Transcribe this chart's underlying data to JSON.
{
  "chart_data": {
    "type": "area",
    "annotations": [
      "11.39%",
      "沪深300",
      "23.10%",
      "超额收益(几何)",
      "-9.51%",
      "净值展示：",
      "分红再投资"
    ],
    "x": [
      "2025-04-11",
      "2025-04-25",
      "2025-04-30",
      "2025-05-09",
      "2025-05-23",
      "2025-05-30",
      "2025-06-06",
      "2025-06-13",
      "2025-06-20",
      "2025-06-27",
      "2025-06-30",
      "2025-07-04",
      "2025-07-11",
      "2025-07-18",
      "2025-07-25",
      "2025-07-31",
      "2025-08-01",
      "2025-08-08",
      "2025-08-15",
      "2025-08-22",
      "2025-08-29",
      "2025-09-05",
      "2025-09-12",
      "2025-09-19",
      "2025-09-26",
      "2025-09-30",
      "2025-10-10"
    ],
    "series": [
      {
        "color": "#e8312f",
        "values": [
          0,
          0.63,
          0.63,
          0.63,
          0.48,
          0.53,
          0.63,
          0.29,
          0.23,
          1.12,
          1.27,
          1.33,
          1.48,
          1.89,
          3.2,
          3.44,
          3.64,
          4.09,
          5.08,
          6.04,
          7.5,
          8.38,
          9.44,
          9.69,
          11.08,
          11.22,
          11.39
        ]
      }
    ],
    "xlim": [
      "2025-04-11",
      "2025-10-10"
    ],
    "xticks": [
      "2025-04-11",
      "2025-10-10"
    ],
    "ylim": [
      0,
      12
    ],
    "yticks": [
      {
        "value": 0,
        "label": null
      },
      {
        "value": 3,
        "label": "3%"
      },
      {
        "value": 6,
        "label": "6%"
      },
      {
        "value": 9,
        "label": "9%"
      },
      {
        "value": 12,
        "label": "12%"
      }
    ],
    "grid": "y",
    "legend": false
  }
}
+---+
Check each line of the entries above, and show every one holding the word "label".

## The reply
        "label": null
        "label": "3%"
        "label": "6%"
        "label": "9%"
        "label": "12%"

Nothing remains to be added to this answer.